• _EXERCISE DETAILS_
Turn the lines starting at the one containing "article-card bbox=[488, 82, 696, 868]" and ending at the one containing "article-title-link[interactable]: Updates in" into a numbered list, leaving out any blank lines.

·····

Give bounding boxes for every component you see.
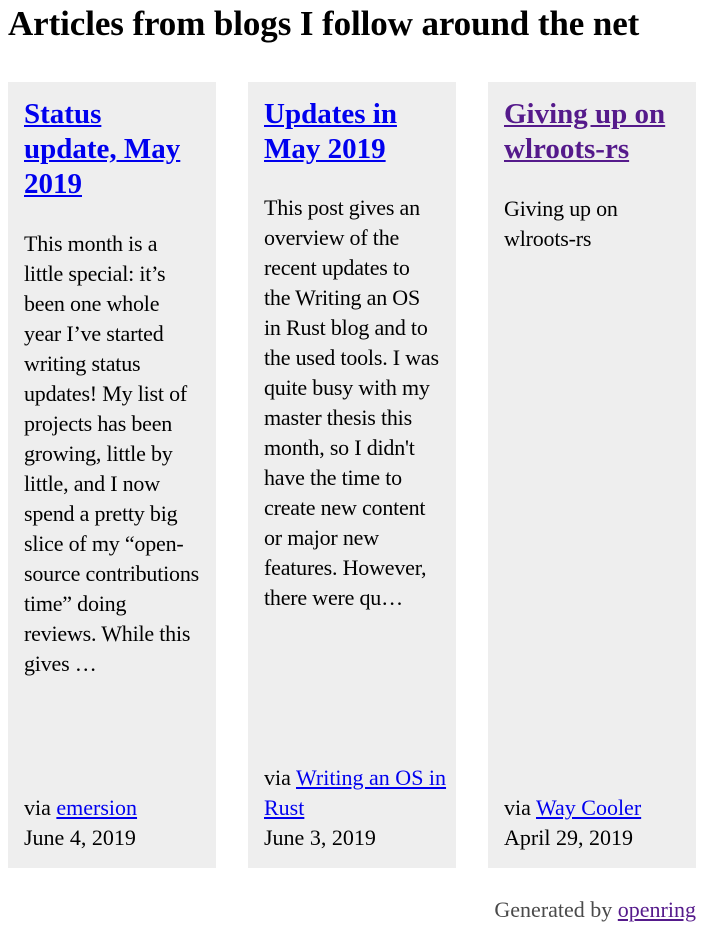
article-card bbox=[488, 82, 696, 868]
openring-link[interactable]: openring bbox=[617, 897, 696, 922]
generated-by-footer bbox=[494, 895, 696, 925]
article-title-link[interactable]: Updates in May 2019 bbox=[264, 98, 397, 165]
article-summary: This post gives an overview of the recent updates to the Writing an OS in Rust blog and to the used tools. I was quite busy with my master thesis this month, so I didn't have the time to create new content or major new features. However, there were qu… bbox=[264, 195, 439, 610]
article-source-link[interactable]: emersion bbox=[56, 795, 138, 820]
article-source-line bbox=[504, 793, 688, 823]
article-footer bbox=[264, 763, 448, 853]
article-list bbox=[8, 82, 696, 868]
article-title-link[interactable]: Status update, May 2019 bbox=[24, 98, 181, 200]
article-title bbox=[24, 97, 200, 202]
article-date: June 3, 2019 bbox=[264, 825, 376, 850]
article-date: April 29, 2019 bbox=[504, 825, 633, 850]
article-card bbox=[248, 82, 456, 868]
article-title bbox=[504, 97, 680, 167]
article-footer bbox=[504, 793, 688, 853]
article-date: June 4, 2019 bbox=[24, 825, 136, 850]
article-source-link[interactable]: Writing an OS in Rust bbox=[264, 765, 447, 820]
article-summary: Giving up on wlroots-rs bbox=[504, 196, 618, 251]
page-title: Articles from blogs I follow around the net bbox=[8, 4, 640, 43]
article-card bbox=[8, 82, 216, 868]
page bbox=[8, 0, 696, 930]
via-label: via bbox=[264, 765, 291, 790]
article-source-line bbox=[24, 793, 208, 823]
article-footer bbox=[24, 793, 208, 853]
article-title bbox=[264, 97, 440, 167]
generated-by-label: Generated by bbox=[494, 897, 613, 922]
article-source-line bbox=[264, 763, 448, 823]
article-summary: This month is a little special: it’s been one whole year I’ve started writing status updates! My list of projects has been growing, little by little, and I now spend a pretty big slice of my “open-source contributions time” doing reviews. While this gives … bbox=[24, 231, 200, 676]
via-label: via bbox=[24, 795, 51, 820]
article-source-link[interactable]: Way Cooler bbox=[536, 795, 642, 820]
article-title-link[interactable]: Giving up on wlroots-rs bbox=[504, 98, 666, 165]
via-label: via bbox=[504, 795, 531, 820]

·····

• _WRITTEN ANSWER_
1. article-card bbox=[488, 82, 696, 868]
2. openring-link[interactable]: openring bbox=[617, 897, 696, 922]
3. generated-by-footer bbox=[494, 895, 696, 925]
4. article-title-link[interactable]: Updates in May 2019 bbox=[264, 98, 397, 165]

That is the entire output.